◆ REQUIRED TASK ◆
Pick out each line in these entries that contains the string "ylabel".

▬▬▬

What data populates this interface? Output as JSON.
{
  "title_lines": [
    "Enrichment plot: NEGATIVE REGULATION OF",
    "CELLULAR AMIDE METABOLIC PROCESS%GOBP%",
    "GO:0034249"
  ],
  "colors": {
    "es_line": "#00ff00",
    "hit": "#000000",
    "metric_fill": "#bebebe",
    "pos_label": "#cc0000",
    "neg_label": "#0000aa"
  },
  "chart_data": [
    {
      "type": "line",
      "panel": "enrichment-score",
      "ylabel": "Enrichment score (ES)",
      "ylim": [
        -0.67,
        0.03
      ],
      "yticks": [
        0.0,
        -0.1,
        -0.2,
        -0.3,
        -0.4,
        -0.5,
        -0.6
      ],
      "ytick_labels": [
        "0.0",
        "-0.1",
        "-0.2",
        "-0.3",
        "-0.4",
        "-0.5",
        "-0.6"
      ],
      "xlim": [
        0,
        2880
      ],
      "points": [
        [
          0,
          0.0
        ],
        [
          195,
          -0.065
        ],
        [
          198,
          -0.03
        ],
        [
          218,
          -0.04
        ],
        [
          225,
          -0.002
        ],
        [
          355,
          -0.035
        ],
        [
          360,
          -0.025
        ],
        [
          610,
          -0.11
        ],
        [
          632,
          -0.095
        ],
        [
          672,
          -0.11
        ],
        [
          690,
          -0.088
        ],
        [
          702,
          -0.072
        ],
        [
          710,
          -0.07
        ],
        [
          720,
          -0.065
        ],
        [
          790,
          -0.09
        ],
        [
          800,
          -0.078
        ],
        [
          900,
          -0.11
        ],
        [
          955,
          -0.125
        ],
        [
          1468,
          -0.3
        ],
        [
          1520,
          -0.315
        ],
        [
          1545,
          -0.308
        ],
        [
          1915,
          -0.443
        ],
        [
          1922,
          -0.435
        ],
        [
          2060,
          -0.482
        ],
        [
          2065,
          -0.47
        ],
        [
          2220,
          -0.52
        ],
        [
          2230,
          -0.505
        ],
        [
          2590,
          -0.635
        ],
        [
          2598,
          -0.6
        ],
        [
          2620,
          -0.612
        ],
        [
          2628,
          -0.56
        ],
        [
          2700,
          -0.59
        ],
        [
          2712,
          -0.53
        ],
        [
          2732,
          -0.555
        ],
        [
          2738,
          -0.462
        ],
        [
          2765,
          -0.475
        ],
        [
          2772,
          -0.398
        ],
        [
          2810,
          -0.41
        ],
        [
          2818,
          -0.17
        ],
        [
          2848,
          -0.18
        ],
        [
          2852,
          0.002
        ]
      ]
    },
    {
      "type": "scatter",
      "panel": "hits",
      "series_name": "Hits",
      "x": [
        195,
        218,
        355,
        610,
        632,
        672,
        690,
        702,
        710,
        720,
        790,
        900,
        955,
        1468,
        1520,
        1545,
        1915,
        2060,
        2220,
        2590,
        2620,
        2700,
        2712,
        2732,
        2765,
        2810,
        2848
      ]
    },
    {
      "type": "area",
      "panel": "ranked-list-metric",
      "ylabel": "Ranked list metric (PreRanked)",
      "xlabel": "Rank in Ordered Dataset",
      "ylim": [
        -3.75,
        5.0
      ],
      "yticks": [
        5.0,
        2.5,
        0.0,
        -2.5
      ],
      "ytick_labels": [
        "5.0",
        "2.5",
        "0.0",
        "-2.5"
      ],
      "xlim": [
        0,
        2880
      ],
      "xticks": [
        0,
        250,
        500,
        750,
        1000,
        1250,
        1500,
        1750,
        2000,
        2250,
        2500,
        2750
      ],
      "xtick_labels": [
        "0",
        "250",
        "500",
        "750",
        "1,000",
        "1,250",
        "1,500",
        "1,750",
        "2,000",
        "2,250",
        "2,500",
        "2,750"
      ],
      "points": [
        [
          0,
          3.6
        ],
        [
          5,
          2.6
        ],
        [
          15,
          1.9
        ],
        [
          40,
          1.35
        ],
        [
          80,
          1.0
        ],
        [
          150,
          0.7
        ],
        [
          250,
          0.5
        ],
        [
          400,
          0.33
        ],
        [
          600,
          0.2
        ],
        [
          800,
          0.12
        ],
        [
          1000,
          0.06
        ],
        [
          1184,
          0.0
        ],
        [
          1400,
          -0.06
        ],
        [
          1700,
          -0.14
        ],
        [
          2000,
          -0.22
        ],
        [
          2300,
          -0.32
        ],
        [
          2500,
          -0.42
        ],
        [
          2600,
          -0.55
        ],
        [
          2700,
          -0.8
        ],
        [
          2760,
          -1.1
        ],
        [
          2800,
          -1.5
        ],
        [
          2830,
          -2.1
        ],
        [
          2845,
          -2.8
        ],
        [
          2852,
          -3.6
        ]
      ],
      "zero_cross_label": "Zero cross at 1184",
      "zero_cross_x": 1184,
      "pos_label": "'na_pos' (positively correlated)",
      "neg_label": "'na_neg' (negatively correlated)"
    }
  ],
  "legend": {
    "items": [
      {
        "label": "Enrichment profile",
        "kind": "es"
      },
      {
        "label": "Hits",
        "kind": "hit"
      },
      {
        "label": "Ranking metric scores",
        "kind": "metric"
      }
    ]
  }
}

▬▬▬

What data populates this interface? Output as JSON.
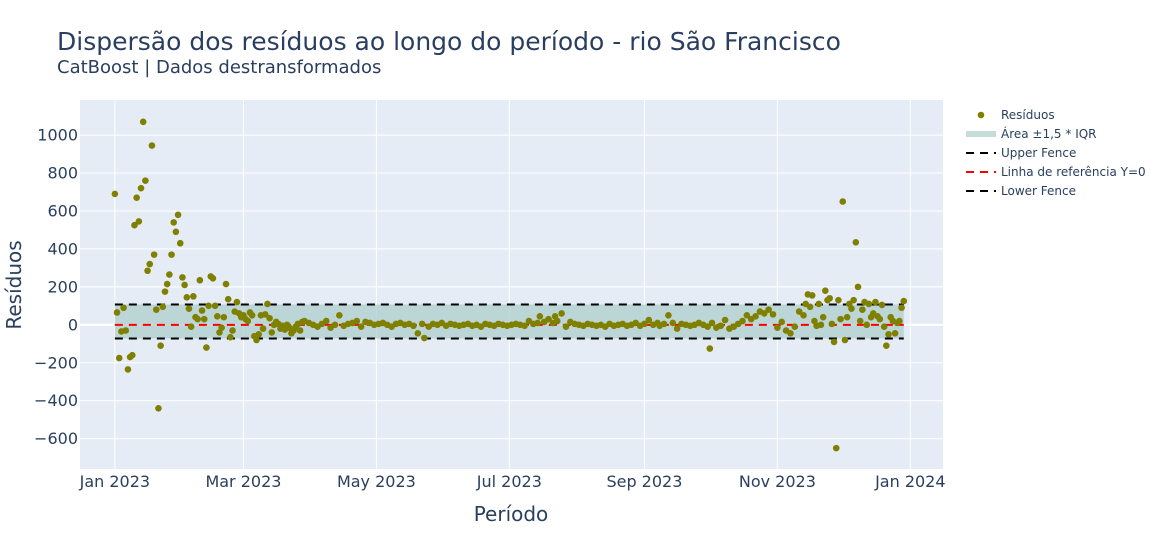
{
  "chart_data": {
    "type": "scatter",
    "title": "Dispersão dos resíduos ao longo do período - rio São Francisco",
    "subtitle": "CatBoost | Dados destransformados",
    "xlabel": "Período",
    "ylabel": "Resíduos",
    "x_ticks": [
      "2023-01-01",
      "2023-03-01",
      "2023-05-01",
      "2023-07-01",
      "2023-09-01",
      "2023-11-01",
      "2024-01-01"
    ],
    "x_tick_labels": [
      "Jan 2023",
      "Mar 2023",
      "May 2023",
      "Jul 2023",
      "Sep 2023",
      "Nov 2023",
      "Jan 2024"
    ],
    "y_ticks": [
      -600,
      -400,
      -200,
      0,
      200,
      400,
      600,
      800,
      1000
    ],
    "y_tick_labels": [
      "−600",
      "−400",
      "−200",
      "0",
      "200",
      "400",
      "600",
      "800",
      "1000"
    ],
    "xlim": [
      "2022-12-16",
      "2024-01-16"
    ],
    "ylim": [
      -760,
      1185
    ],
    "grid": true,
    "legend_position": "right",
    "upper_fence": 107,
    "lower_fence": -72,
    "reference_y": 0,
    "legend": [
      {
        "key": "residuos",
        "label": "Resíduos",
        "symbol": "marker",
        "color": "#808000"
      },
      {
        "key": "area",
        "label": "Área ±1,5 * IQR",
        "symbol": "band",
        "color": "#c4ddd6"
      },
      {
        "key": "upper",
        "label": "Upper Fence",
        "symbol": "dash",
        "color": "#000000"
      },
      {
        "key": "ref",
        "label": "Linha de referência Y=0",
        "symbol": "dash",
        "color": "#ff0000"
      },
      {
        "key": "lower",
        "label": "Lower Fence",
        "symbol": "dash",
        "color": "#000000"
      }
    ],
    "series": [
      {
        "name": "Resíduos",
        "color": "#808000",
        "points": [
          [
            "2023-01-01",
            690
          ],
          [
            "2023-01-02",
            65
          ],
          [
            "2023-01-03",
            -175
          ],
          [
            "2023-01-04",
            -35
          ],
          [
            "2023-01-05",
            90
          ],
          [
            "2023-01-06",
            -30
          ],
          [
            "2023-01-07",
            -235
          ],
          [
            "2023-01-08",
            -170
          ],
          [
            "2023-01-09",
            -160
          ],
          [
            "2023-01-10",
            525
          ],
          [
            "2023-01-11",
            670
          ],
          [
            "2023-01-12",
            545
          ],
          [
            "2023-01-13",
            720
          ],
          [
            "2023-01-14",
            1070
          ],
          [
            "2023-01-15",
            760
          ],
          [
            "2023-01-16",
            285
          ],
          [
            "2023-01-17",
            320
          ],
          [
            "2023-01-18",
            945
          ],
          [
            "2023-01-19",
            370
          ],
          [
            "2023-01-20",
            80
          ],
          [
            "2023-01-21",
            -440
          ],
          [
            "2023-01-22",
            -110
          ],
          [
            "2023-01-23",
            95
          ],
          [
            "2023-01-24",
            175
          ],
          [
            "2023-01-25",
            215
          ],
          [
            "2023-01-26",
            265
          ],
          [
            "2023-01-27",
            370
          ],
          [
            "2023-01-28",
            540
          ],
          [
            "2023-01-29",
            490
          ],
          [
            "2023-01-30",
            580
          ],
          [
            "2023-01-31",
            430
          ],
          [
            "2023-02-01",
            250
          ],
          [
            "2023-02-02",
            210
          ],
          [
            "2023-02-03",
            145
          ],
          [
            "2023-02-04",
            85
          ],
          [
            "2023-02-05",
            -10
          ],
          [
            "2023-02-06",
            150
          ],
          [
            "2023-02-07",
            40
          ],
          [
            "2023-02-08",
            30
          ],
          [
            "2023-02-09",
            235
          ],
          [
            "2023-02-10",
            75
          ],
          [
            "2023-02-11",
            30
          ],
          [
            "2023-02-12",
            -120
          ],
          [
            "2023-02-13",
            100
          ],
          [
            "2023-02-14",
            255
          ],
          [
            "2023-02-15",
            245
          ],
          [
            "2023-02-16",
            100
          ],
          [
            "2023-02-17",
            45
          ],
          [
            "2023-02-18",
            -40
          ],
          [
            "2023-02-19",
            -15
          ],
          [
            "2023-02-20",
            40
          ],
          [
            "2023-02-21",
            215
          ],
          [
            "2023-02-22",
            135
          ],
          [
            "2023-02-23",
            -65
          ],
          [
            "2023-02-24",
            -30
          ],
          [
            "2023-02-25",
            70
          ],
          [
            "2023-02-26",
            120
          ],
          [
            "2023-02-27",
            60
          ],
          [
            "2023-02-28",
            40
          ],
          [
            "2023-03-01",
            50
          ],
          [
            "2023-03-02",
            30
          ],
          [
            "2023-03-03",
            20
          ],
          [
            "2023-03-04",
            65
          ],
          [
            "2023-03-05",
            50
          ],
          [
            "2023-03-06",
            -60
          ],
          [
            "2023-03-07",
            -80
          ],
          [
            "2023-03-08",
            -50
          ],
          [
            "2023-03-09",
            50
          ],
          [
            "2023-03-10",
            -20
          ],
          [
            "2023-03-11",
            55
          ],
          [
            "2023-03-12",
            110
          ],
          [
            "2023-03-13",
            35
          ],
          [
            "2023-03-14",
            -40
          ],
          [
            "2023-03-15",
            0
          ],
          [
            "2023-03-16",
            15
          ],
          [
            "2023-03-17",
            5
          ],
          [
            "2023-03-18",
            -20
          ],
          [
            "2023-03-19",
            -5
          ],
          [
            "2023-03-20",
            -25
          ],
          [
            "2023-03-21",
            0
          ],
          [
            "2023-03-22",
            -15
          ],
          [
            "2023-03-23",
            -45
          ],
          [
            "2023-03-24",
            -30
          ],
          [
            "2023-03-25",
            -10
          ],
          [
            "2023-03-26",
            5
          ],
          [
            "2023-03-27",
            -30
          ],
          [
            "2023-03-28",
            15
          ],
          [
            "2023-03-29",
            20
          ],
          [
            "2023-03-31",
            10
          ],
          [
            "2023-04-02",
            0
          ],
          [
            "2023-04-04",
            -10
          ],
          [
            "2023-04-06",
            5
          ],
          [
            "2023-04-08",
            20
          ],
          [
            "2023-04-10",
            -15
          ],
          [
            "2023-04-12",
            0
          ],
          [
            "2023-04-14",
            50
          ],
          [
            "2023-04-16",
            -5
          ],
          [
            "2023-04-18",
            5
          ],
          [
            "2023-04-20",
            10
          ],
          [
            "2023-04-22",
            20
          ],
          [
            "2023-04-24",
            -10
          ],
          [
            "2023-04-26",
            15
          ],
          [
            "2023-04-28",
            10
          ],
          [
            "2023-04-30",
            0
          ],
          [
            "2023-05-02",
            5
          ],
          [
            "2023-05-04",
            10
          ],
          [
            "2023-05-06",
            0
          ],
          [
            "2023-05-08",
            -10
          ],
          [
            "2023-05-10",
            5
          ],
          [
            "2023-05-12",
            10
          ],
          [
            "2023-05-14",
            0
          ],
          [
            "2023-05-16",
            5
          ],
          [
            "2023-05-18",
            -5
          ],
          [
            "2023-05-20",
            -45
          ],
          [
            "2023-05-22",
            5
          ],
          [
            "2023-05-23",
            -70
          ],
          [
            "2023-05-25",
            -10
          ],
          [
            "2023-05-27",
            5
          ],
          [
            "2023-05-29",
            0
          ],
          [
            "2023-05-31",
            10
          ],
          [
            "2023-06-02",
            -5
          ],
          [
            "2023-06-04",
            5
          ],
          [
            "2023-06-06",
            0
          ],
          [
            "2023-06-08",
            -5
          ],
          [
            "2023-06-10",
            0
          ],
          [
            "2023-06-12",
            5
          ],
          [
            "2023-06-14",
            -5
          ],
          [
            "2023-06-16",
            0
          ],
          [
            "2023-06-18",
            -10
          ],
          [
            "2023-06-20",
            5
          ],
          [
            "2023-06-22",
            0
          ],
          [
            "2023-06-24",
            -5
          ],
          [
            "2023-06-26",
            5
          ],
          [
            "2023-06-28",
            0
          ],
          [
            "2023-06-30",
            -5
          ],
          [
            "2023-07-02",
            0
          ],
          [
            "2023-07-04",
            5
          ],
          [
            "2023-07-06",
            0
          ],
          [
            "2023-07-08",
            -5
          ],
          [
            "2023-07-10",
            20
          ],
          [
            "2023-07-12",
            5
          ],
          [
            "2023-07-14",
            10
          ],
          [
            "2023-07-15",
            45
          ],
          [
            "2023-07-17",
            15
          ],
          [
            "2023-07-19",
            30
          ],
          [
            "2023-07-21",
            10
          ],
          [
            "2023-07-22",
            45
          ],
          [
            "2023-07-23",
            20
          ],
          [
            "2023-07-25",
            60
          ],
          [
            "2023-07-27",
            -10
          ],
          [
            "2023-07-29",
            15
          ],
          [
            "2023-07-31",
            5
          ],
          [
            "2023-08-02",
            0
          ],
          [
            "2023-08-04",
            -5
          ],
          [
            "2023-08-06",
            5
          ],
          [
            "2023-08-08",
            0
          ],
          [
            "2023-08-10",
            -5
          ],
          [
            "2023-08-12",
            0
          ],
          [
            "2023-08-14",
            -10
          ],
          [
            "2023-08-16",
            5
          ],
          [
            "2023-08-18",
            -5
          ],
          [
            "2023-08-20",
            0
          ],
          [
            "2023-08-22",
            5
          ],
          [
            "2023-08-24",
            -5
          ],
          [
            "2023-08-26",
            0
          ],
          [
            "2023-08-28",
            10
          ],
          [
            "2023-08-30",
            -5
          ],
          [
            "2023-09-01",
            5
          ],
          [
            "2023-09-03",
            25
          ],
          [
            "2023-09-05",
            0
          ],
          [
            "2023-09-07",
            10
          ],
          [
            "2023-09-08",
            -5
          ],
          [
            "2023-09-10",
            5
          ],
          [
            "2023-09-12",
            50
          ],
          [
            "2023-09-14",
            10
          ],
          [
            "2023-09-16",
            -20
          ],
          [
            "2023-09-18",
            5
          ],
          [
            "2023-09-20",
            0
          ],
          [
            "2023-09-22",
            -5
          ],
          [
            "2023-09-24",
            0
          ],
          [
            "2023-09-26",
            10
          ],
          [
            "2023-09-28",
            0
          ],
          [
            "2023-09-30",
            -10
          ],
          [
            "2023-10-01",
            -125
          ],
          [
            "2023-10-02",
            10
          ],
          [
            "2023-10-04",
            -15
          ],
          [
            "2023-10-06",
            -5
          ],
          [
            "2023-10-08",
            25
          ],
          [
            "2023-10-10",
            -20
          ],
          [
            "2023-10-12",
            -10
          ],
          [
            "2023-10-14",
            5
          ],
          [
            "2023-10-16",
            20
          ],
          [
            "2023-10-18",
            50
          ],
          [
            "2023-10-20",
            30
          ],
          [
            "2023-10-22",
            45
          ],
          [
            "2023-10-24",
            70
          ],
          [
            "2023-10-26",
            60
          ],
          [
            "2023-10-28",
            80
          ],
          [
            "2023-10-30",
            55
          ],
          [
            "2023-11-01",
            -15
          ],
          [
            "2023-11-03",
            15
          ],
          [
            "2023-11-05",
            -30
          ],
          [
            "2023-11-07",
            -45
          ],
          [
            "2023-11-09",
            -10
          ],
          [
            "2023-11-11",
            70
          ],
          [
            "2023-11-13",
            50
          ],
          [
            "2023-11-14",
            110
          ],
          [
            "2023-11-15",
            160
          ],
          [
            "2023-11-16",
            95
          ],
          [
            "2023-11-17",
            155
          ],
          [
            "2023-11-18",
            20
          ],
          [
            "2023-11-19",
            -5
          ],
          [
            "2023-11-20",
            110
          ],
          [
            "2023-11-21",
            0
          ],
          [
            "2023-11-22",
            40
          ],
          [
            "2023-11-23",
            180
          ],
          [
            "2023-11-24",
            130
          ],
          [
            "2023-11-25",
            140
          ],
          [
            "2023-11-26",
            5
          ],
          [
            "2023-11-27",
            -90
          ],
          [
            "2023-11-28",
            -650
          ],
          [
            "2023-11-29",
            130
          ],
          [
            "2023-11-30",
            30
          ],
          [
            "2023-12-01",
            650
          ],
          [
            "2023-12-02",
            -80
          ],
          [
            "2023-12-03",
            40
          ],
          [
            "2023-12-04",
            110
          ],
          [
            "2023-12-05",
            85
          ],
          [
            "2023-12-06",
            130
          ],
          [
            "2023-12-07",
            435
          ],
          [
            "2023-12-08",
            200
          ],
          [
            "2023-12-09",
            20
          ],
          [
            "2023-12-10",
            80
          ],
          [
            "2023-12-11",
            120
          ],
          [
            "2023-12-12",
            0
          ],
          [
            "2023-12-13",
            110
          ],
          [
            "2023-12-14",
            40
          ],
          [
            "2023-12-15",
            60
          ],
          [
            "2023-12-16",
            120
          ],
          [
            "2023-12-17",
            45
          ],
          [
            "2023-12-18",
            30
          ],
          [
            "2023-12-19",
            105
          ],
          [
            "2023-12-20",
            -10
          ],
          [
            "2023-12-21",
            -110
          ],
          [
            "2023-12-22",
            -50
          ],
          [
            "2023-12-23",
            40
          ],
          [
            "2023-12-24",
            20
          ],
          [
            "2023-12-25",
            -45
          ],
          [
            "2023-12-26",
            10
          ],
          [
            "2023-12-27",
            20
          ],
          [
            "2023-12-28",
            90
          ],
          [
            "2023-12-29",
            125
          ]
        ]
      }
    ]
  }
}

▬▬▬

◆ RESULT ◆
      "ylabel": "Enrichment score (ES)",
      "ylabel": "Ranked list metric (PreRanked)",
    "ylabel": "Resíduos",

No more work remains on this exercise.